Problem: Scan the lines below for the string "enhance" and copy every one that has it.

# # #

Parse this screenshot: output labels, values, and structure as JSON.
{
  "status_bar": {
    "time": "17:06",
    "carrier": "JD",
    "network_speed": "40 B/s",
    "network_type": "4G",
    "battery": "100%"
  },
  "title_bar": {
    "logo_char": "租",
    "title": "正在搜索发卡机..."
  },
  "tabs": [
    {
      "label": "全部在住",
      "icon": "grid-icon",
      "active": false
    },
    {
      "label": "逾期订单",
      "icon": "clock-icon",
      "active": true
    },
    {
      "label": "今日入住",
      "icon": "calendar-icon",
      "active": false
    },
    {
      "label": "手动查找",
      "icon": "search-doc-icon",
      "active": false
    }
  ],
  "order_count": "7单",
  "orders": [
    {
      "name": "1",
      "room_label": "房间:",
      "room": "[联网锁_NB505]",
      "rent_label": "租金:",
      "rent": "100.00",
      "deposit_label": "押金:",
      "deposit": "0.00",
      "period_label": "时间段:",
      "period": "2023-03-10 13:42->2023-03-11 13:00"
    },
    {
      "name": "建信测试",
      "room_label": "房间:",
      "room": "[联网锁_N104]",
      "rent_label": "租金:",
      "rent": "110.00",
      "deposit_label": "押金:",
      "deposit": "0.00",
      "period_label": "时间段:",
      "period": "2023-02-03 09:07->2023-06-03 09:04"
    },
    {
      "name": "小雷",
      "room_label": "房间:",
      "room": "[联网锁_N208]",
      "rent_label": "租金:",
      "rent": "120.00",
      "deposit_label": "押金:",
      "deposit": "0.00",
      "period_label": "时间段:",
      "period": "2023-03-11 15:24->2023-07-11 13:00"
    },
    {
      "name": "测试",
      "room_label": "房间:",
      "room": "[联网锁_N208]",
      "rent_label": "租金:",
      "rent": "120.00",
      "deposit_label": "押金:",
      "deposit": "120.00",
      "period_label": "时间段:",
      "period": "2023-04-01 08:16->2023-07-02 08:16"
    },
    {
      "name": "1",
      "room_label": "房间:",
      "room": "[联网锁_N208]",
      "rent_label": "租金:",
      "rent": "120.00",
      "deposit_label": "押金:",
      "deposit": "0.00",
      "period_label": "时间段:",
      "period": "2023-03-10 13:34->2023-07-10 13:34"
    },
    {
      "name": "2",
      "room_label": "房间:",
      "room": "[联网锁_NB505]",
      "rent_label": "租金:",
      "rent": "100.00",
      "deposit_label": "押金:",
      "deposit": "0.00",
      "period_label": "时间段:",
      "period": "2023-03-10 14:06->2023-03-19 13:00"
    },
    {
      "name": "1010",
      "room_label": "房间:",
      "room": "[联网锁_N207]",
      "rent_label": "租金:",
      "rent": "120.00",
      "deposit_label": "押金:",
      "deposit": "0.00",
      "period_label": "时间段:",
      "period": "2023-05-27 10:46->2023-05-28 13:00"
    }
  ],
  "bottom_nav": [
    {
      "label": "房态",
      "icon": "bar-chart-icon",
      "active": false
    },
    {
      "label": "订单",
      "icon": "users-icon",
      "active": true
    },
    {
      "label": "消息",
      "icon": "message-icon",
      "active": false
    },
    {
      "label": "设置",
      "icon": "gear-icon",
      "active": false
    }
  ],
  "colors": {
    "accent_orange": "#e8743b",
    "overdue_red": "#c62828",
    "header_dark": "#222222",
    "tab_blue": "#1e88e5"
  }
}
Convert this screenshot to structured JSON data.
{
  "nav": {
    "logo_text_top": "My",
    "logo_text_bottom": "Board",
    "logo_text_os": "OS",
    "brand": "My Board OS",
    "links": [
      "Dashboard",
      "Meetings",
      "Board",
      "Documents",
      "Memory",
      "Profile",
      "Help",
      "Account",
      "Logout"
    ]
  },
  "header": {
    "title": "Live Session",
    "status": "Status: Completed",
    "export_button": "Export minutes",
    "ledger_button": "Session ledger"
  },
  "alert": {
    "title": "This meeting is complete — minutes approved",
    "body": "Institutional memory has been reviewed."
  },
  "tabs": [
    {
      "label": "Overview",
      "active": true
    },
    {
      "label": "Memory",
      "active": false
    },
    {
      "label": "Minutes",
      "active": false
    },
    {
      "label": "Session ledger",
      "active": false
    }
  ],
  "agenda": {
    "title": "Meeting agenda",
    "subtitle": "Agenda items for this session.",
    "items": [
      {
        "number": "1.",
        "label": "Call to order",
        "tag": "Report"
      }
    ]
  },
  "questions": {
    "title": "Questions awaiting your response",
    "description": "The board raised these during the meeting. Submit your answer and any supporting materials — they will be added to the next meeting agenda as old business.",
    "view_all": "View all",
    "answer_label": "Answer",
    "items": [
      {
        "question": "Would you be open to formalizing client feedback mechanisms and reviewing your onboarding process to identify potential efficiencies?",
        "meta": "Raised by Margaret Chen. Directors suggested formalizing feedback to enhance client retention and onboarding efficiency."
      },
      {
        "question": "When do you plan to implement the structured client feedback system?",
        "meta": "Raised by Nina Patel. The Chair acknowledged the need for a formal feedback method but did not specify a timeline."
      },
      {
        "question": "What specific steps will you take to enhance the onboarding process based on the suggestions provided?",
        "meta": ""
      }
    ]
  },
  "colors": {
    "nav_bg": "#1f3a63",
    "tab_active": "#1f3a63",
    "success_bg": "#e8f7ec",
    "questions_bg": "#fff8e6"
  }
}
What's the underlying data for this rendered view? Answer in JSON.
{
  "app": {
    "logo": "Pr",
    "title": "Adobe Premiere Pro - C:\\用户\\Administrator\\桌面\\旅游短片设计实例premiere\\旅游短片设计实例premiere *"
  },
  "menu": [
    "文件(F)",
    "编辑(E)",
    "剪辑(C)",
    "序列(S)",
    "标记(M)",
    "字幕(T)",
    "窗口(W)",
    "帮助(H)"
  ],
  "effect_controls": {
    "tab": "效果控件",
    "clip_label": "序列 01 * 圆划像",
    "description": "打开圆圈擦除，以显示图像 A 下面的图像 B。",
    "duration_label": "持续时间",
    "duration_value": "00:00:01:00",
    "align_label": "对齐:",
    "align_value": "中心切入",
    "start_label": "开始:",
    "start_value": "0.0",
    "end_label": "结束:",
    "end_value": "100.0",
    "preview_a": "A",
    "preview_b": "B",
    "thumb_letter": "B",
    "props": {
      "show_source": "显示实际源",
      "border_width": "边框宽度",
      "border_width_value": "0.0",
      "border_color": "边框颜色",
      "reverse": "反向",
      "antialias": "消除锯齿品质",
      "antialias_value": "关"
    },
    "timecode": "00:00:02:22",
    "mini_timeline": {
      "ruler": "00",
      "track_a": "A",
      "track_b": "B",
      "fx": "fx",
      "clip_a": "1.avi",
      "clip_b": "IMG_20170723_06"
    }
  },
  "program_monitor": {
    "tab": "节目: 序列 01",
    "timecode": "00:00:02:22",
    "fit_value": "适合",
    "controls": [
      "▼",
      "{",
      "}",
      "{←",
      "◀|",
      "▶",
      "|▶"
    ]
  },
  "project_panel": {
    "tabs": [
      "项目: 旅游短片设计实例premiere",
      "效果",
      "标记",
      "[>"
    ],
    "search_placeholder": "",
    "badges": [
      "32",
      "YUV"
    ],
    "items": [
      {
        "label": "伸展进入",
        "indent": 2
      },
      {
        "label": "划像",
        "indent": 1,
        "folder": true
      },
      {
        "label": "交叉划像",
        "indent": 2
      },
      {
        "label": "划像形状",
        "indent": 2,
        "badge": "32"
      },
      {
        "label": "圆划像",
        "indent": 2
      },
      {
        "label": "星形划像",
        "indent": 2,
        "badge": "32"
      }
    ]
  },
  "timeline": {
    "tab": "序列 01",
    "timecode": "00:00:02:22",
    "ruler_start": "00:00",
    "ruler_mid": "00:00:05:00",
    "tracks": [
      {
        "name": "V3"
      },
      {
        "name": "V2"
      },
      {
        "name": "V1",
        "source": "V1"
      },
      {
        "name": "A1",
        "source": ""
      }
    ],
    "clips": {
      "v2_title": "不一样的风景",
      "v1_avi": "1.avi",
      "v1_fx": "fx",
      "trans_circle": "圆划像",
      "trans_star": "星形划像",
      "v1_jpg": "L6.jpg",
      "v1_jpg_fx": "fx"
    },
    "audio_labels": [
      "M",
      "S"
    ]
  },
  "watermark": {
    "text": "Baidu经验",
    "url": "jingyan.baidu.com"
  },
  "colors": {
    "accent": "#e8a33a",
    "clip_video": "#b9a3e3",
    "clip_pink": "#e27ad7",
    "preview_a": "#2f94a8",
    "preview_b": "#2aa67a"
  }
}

# # #

Correct output:
        "meta": "Raised by Margaret Chen. Directors suggested formalizing feedback to enhance client retention and onboarding efficiency."
        "question": "What specific steps will you take to enhance the onboarding process based on the suggestions provided?",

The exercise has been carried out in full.